A run of records:
┄┄┄┄┄┄┄┄┄┄
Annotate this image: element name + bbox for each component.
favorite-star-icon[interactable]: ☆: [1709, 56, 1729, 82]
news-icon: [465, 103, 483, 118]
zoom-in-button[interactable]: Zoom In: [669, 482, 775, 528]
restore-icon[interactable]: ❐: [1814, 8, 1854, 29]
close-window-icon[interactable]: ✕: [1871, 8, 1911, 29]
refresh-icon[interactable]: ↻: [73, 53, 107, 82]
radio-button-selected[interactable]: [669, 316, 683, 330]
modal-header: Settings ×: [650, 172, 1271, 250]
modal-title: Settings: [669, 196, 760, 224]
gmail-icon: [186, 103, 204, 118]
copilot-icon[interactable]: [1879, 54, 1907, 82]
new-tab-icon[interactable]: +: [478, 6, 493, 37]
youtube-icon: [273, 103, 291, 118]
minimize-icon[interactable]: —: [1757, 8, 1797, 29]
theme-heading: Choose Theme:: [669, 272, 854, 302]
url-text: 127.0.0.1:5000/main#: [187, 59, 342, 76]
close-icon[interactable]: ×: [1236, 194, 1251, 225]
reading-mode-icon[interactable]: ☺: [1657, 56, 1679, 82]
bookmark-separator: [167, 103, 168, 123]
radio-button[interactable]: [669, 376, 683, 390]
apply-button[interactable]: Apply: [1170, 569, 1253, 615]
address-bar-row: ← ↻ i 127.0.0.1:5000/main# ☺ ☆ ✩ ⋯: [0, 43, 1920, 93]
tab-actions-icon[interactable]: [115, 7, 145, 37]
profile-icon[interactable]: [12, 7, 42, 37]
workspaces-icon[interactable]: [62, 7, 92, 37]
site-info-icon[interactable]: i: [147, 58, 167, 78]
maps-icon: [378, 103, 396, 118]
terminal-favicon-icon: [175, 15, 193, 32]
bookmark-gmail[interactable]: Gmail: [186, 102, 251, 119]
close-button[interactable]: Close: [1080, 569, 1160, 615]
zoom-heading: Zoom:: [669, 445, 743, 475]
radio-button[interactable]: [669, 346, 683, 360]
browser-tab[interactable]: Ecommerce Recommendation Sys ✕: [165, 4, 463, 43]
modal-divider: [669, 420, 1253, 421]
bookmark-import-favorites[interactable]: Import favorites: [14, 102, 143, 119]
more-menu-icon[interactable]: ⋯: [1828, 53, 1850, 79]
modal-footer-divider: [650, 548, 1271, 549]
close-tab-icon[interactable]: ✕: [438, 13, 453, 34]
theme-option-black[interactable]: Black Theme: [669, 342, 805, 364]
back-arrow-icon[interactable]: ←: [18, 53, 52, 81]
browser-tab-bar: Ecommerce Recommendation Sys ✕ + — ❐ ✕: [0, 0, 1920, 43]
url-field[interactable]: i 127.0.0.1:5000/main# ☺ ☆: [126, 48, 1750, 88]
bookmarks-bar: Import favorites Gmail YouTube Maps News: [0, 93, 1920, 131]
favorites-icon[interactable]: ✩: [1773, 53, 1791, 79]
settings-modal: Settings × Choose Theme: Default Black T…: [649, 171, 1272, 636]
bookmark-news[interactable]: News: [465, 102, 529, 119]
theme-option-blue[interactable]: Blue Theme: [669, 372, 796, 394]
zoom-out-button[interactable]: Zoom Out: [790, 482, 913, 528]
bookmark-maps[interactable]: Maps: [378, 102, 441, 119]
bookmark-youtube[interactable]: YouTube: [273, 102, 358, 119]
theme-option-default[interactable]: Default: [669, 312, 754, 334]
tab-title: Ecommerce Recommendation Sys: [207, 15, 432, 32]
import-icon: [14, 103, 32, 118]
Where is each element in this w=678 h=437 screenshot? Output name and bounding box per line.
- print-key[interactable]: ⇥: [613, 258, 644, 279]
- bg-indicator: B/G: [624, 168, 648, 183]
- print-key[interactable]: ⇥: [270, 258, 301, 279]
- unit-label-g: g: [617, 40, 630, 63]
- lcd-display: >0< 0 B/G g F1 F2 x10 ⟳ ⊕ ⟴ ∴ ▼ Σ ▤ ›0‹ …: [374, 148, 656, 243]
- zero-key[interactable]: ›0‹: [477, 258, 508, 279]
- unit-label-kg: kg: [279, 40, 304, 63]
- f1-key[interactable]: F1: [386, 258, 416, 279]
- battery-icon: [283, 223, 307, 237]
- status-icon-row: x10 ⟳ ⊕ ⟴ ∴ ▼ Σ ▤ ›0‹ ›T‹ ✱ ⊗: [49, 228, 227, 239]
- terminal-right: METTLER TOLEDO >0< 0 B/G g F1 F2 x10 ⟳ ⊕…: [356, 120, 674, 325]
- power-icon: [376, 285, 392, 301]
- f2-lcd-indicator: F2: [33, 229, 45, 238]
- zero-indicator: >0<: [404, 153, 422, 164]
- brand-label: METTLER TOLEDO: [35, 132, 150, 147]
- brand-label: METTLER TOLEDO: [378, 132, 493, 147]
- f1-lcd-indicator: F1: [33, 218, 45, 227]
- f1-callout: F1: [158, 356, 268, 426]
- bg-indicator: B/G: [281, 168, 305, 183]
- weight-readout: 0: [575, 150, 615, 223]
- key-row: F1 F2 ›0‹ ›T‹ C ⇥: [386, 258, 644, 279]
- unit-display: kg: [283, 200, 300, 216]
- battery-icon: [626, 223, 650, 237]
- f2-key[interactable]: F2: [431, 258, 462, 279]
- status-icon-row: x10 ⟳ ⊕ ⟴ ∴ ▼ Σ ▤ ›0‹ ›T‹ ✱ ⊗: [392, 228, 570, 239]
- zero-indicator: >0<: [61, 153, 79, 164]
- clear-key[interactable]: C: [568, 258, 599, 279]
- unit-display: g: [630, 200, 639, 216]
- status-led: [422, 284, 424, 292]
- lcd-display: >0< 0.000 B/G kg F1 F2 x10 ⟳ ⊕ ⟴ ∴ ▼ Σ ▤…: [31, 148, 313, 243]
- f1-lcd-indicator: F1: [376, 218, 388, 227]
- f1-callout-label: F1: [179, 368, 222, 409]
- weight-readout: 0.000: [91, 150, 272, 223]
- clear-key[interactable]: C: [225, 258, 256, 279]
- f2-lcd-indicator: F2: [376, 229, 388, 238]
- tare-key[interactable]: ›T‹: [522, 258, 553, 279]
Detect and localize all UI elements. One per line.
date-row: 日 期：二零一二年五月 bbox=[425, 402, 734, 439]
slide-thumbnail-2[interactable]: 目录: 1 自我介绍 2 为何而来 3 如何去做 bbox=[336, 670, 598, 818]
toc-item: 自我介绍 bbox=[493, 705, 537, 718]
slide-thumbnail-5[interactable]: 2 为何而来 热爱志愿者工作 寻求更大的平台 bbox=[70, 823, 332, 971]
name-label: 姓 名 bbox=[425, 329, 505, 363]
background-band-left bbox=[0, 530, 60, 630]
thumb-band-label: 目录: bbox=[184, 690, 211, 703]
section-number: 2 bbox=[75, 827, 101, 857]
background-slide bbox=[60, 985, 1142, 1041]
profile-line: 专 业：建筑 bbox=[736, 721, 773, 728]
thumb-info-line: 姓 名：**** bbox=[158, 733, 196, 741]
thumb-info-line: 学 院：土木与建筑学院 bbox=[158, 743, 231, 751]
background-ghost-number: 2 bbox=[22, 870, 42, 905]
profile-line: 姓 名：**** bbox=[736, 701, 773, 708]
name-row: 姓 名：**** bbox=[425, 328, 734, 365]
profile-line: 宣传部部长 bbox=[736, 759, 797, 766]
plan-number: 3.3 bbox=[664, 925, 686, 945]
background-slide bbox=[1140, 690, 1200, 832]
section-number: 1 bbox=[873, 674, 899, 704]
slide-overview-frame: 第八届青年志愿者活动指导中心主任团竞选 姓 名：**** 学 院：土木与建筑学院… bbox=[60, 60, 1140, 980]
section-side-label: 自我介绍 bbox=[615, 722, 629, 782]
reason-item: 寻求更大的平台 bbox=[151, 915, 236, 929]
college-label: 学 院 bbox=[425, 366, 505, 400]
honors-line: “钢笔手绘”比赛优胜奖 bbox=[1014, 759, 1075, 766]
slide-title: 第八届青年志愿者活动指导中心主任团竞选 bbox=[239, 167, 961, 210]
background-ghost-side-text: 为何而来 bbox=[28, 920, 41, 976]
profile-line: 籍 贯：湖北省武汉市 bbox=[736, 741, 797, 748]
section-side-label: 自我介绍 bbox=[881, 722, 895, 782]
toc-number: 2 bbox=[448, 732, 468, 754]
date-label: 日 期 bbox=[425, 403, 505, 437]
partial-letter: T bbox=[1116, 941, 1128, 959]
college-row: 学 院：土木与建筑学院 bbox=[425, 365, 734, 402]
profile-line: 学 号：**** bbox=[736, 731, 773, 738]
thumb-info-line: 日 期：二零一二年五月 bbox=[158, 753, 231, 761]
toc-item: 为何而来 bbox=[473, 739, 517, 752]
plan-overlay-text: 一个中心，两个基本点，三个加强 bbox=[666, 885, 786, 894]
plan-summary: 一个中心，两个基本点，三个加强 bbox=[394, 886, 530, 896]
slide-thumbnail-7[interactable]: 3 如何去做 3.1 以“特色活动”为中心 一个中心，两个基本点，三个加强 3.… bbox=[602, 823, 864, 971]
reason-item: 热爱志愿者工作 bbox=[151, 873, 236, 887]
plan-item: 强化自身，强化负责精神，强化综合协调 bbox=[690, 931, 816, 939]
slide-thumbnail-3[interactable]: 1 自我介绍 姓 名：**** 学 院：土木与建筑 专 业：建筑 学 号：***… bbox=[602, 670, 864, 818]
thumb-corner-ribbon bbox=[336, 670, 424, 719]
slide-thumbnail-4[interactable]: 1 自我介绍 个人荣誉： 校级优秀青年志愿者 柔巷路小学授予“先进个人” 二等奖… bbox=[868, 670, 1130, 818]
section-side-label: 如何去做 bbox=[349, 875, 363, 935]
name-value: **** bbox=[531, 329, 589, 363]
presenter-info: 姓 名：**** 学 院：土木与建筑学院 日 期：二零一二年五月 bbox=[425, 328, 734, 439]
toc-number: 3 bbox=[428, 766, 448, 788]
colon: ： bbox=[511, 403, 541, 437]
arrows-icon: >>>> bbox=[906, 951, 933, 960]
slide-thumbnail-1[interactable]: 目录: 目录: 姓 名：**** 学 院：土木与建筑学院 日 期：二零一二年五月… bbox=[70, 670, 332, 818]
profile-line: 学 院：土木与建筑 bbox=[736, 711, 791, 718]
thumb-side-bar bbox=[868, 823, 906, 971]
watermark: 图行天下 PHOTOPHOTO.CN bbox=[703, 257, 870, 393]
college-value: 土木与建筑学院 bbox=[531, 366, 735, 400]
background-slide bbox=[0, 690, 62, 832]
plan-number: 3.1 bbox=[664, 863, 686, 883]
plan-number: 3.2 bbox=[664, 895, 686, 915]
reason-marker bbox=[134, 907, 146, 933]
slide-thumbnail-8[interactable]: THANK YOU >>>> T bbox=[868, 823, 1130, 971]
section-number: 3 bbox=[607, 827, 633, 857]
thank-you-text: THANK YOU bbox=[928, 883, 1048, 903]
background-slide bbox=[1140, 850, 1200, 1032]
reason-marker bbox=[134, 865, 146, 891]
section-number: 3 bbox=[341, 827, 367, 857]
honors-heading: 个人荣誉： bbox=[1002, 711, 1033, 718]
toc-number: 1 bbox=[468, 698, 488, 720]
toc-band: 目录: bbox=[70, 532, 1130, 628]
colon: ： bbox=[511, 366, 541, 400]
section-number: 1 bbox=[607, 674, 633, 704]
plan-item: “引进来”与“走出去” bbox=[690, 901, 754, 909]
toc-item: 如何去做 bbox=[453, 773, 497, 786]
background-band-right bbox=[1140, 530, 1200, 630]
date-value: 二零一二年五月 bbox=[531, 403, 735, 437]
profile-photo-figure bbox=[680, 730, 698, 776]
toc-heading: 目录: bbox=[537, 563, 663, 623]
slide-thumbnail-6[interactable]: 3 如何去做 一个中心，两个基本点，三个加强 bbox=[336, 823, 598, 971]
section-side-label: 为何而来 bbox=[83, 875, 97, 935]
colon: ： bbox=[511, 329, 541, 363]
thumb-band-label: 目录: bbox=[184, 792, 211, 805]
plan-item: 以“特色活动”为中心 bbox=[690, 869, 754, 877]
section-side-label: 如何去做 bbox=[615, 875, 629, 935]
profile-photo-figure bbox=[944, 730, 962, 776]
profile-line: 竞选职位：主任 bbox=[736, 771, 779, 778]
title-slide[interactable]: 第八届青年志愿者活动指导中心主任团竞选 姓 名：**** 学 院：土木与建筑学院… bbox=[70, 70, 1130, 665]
┄┄┄┄┄┄┄┄┄┄
# TASK STATEMENT:
Write out the lines of the material, starting with its first line and going on through the line that contains "restore-icon[interactable]: ❐: [1814, 8, 1854, 29]".

# COMPLETED TASK:
Annotate this image: element name + bbox for each component.
favorite-star-icon[interactable]: ☆: [1709, 56, 1729, 82]
news-icon: [465, 103, 483, 118]
zoom-in-button[interactable]: Zoom In: [669, 482, 775, 528]
restore-icon[interactable]: ❐: [1814, 8, 1854, 29]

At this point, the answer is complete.